### EXERCISE REQUIREMENTS
Take the records underneath and set them down exactly.

### DATA TO USE

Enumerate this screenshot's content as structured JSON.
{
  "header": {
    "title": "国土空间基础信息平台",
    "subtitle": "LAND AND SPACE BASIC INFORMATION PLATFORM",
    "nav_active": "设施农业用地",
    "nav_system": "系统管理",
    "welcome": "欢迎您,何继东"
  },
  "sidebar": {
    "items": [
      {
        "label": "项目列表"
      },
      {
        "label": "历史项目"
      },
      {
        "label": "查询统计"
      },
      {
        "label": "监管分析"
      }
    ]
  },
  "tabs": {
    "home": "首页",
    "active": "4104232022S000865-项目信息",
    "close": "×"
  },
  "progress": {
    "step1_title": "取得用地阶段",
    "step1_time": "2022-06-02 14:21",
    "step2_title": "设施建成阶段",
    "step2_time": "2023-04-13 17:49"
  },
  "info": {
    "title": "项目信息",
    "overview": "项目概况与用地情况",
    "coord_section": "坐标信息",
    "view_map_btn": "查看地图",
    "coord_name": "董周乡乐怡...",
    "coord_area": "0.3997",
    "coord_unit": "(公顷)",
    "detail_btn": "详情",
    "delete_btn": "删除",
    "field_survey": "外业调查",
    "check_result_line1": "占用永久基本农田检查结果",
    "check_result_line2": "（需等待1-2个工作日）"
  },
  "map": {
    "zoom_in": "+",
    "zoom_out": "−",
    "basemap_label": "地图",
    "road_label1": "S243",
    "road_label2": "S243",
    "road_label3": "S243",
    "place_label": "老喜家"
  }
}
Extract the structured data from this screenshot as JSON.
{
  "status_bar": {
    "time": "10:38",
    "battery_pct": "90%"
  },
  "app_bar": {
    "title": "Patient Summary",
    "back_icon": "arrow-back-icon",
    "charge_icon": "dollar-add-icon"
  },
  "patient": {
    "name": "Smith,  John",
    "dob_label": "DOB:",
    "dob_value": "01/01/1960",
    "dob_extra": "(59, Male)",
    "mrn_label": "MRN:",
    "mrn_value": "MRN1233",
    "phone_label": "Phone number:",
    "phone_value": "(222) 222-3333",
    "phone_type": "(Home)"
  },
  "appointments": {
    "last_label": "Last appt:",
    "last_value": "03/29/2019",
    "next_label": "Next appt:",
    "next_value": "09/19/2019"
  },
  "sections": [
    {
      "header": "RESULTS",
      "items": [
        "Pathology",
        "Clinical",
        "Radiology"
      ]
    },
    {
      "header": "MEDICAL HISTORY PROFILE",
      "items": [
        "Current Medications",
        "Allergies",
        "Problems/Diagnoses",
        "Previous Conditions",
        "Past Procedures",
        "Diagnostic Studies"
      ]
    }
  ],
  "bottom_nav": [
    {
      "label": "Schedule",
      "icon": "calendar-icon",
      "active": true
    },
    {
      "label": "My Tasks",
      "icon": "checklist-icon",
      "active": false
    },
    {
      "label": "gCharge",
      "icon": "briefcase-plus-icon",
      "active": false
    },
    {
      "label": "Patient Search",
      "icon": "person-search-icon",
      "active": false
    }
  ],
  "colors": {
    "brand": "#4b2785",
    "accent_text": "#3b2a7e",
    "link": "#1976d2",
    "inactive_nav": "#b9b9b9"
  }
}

### THE SOLUTION
Enumerate this screenshot's content as structured JSON.
{
  "header": {
    "title": "国土空间基础信息平台",
    "subtitle": "LAND AND SPACE BASIC INFORMATION PLATFORM",
    "nav_active": "设施农业用地",
    "nav_system": "系统管理",
    "welcome": "欢迎您,何继东"
  },
  "sidebar": {
    "items": [
      {
        "label": "项目列表"
      },
      {
        "label": "历史项目"
      },
      {
        "label": "查询统计"
      },
      {
        "label": "监管分析"
      }
    ]
  },
  "tabs": {
    "home": "首页",
    "active": "4104232022S000865-项目信息",
    "close": "×"
  },
  "progress": {
    "step1_title": "取得用地阶段",
    "step1_time": "2022-06-02 14:21",
    "step2_title": "设施建成阶段",
    "step2_time": "2023-04-13 17:49"
  },
  "info": {
    "title": "项目信息",
    "overview": "项目概况与用地情况",
    "coord_section": "坐标信息",
    "view_map_btn": "查看地图",
    "coord_name": "董周乡乐怡...",
    "coord_area": "0.3997",
    "coord_unit": "(公顷)",
    "detail_btn": "详情",
    "delete_btn": "删除",
    "field_survey": "外业调查",
    "check_result_line1": "占用永久基本农田检查结果",
    "check_result_line2": "（需等待1-2个工作日）"
  },
  "map": {
    "zoom_in": "+",
    "zoom_out": "−",
    "basemap_label": "地图",
    "road_label1": "S243",
    "road_label2": "S243",
    "road_label3": "S243",
    "place_label": "老喜家"
  }
}
Extract the structured data from this screenshot as JSON.
{
  "status_bar": {
    "time": "10:38",
    "battery_pct": "90%"
  },
  "app_bar": {
    "title": "Patient Summary",
    "back_icon": "arrow-back-icon",
    "charge_icon": "dollar-add-icon"
  },
  "patient": {
    "name": "Smith,  John",
    "dob_label": "DOB:",
    "dob_value": "01/01/1960",
    "dob_extra": "(59, Male)",
    "mrn_label": "MRN:",
    "mrn_value": "MRN1233",
    "phone_label": "Phone number:",
    "phone_value": "(222) 222-3333",
    "phone_type": "(Home)"
  },
  "appointments": {
    "last_label": "Last appt:",
    "last_value": "03/29/2019",
    "next_label": "Next appt:",
    "next_value": "09/19/2019"
  },
  "sections": [
    {
      "header": "RESULTS",
      "items": [
        "Pathology",
        "Clinical",
        "Radiology"
      ]
    },
    {
      "header": "MEDICAL HISTORY PROFILE",
      "items": [
        "Current Medications",
        "Allergies",
        "Problems/Diagnoses",
        "Previous Conditions",
        "Past Procedures",
        "Diagnostic Studies"
      ]
    }
  ],
  "bottom_nav": [
    {
      "label": "Schedule",
      "icon": "calendar-icon",
      "active": true
    },
    {
      "label": "My Tasks",
      "icon": "checklist-icon",
      "active": false
    },
    {
      "label": "gCharge",
      "icon": "briefcase-plus-icon",
      "active": false
    },
    {
      "label": "Patient Search",
      "icon": "person-search-icon",
      "active": false
    }
  ],
  "colors": {
    "brand": "#4b2785",
    "accent_text": "#3b2a7e",
    "link": "#1976d2",
    "inactive_nav": "#b9b9b9"
  }
}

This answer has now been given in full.